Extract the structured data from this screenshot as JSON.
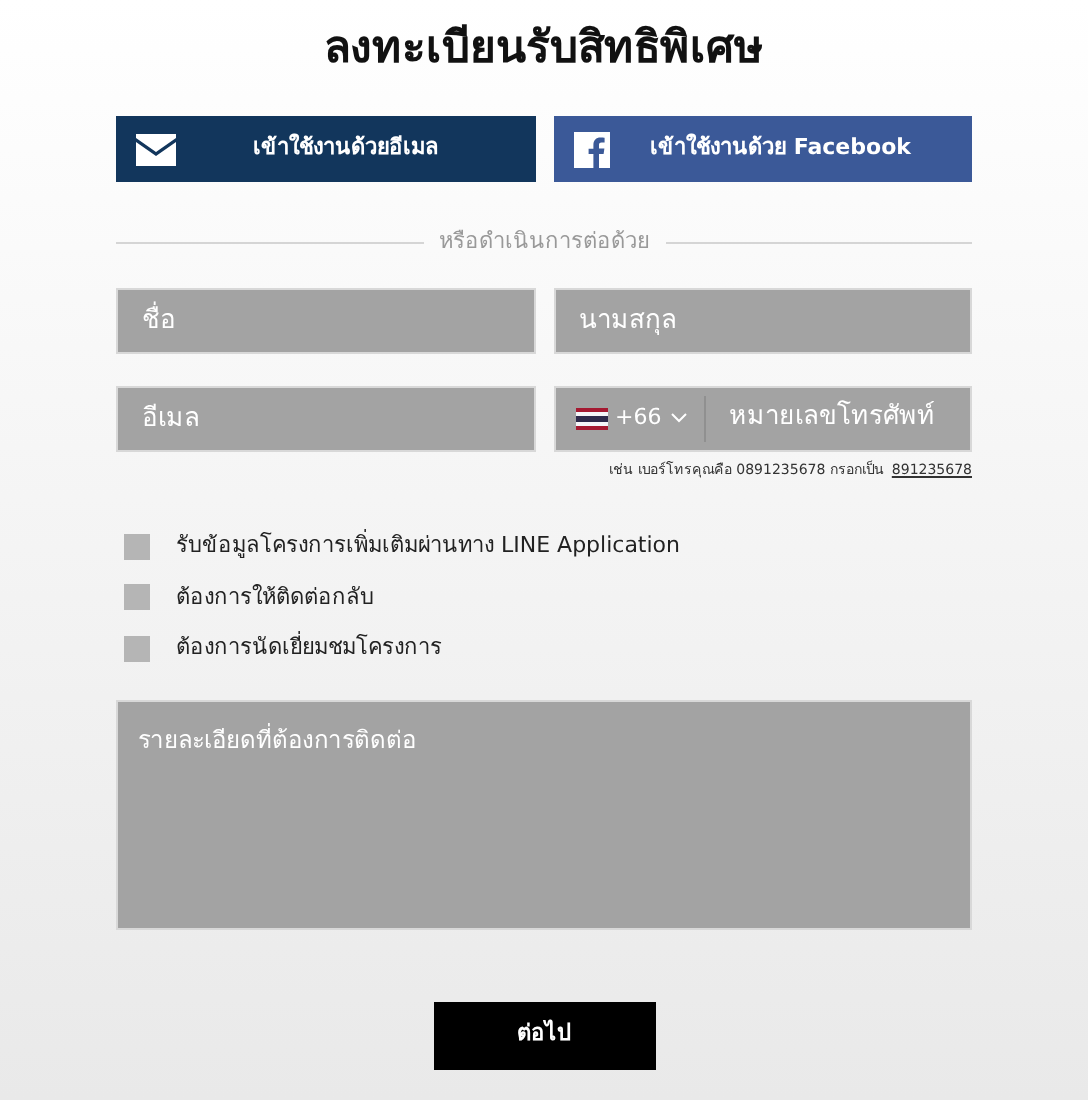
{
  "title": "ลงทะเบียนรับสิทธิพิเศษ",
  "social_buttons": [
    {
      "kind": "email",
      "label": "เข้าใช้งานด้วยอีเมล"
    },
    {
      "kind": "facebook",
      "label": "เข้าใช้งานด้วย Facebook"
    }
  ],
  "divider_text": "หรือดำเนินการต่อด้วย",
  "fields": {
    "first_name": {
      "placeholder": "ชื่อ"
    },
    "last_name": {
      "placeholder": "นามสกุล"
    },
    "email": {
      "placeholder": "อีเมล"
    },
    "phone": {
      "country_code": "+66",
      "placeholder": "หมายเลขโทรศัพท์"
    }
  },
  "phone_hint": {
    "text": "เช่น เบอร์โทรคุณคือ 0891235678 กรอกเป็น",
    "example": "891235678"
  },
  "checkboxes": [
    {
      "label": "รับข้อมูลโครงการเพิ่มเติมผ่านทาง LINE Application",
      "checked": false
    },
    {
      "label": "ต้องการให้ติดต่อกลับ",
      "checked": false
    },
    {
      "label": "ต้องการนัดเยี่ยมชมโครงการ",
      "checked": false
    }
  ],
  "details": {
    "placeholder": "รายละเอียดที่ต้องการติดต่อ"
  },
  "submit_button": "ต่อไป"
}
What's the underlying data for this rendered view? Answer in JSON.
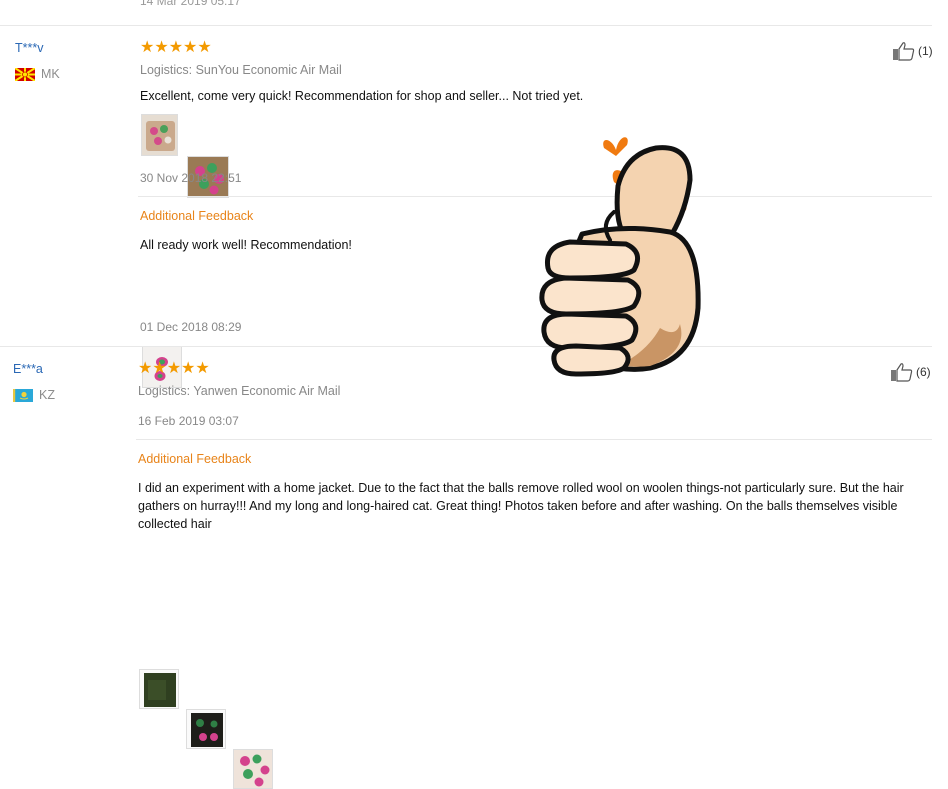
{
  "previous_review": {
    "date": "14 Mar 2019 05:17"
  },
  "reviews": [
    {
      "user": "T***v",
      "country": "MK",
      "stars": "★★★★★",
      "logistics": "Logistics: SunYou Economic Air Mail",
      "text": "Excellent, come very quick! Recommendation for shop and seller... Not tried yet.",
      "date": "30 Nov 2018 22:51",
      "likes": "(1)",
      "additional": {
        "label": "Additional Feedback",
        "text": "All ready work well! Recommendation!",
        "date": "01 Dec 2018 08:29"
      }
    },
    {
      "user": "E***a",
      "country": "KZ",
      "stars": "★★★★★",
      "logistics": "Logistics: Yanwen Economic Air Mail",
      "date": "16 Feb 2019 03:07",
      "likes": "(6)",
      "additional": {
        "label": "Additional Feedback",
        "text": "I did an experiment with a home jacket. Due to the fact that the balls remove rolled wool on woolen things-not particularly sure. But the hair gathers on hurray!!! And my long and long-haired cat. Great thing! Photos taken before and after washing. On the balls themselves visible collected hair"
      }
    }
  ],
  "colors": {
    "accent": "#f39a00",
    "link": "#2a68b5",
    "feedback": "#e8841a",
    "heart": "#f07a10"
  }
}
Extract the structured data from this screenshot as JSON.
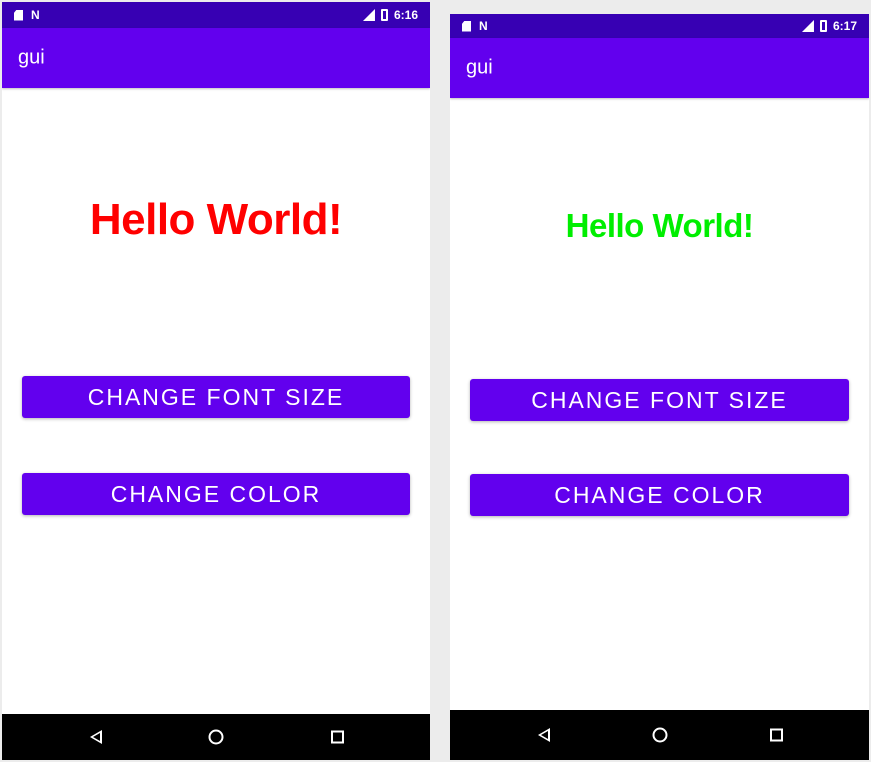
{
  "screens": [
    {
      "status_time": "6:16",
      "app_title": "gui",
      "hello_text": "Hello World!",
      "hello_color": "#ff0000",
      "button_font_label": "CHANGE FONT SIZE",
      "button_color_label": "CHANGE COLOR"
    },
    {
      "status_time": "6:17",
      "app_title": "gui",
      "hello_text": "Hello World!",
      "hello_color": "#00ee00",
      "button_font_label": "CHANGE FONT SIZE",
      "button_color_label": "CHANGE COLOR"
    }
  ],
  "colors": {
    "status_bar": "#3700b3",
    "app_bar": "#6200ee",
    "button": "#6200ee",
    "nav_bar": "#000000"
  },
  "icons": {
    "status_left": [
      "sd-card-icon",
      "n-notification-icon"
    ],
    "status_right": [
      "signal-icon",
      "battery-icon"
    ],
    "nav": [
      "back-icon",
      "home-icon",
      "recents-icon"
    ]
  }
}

---*---

- **What is being asked**
Reproduce all of the material above word for word. Omit the pictures.

- **Written solution**
Extract the structured data from this screenshot as JSON.
{
  "title": "ลงทะเบียนรับสิทธิพิเศษ",
  "social_buttons": [
    {
      "kind": "email",
      "label": "เข้าใช้งานด้วยอีเมล"
    },
    {
      "kind": "facebook",
      "label": "เข้าใช้งานด้วย Facebook"
    }
  ],
  "divider_text": "หรือดำเนินการต่อด้วย",
  "fields": {
    "first_name": {
      "placeholder": "ชื่อ"
    },
    "last_name": {
      "placeholder": "นามสกุล"
    },
    "email": {
      "placeholder": "อีเมล"
    },
    "phone": {
      "country_code": "+66",
      "placeholder": "หมายเลขโทรศัพท์"
    }
  },
  "phone_hint": {
    "text": "เช่น เบอร์โทรคุณคือ 0891235678 กรอกเป็น",
    "example": "891235678"
  },
  "checkboxes": [
    {
      "label": "รับข้อมูลโครงการเพิ่มเติมผ่านทาง LINE Application",
      "checked": false
    },
    {
      "label": "ต้องการให้ติดต่อกลับ",
      "checked": false
    },
    {
      "label": "ต้องการนัดเยี่ยมชมโครงการ",
      "checked": false
    }
  ],
  "details": {
    "placeholder": "รายละเอียดที่ต้องการติดต่อ"
  },
  "submit_button": "ต่อไป"
}
What's the underlying data for this rendered view? Answer in JSON.
{
  "previous_review": {
    "date": "14 Mar 2019 05:17"
  },
  "reviews": [
    {
      "user": "T***v",
      "country": "MK",
      "stars": "★★★★★",
      "logistics": "Logistics: SunYou Economic Air Mail",
      "text": "Excellent, come very quick! Recommendation for shop and seller... Not tried yet.",
      "date": "30 Nov 2018 22:51",
      "likes": "(1)",
      "additional": {
        "label": "Additional Feedback",
        "text": "All ready work well! Recommendation!",
        "date": "01 Dec 2018 08:29"
      }
    },
    {
      "user": "E***a",
      "country": "KZ",
      "stars": "★★★★★",
      "logistics": "Logistics: Yanwen Economic Air Mail",
      "date": "16 Feb 2019 03:07",
      "likes": "(6)",
      "additional": {
        "label": "Additional Feedback",
        "text": "I did an experiment with a home jacket. Due to the fact that the balls remove rolled wool on woolen things-not particularly sure. But the hair gathers on hurray!!! And my long and long-haired cat. Great thing! Photos taken before and after washing. On the balls themselves visible collected hair"
      }
    }
  ],
  "colors": {
    "accent": "#f39a00",
    "link": "#2a68b5",
    "feedback": "#e8841a",
    "heart": "#f07a10"
  }
}
Extract the structured data from this screenshot as JSON.
{
  "screens": [
    {
      "status_time": "6:16",
      "app_title": "gui",
      "hello_text": "Hello World!",
      "hello_color": "#ff0000",
      "button_font_label": "CHANGE FONT SIZE",
      "button_color_label": "CHANGE COLOR"
    },
    {
      "status_time": "6:17",
      "app_title": "gui",
      "hello_text": "Hello World!",
      "hello_color": "#00ee00",
      "button_font_label": "CHANGE FONT SIZE",
      "button_color_label": "CHANGE COLOR"
    }
  ],
  "colors": {
    "status_bar": "#3700b3",
    "app_bar": "#6200ee",
    "button": "#6200ee",
    "nav_bar": "#000000"
  },
  "icons": {
    "status_left": [
      "sd-card-icon",
      "n-notification-icon"
    ],
    "status_right": [
      "signal-icon",
      "battery-icon"
    ],
    "nav": [
      "back-icon",
      "home-icon",
      "recents-icon"
    ]
  }
}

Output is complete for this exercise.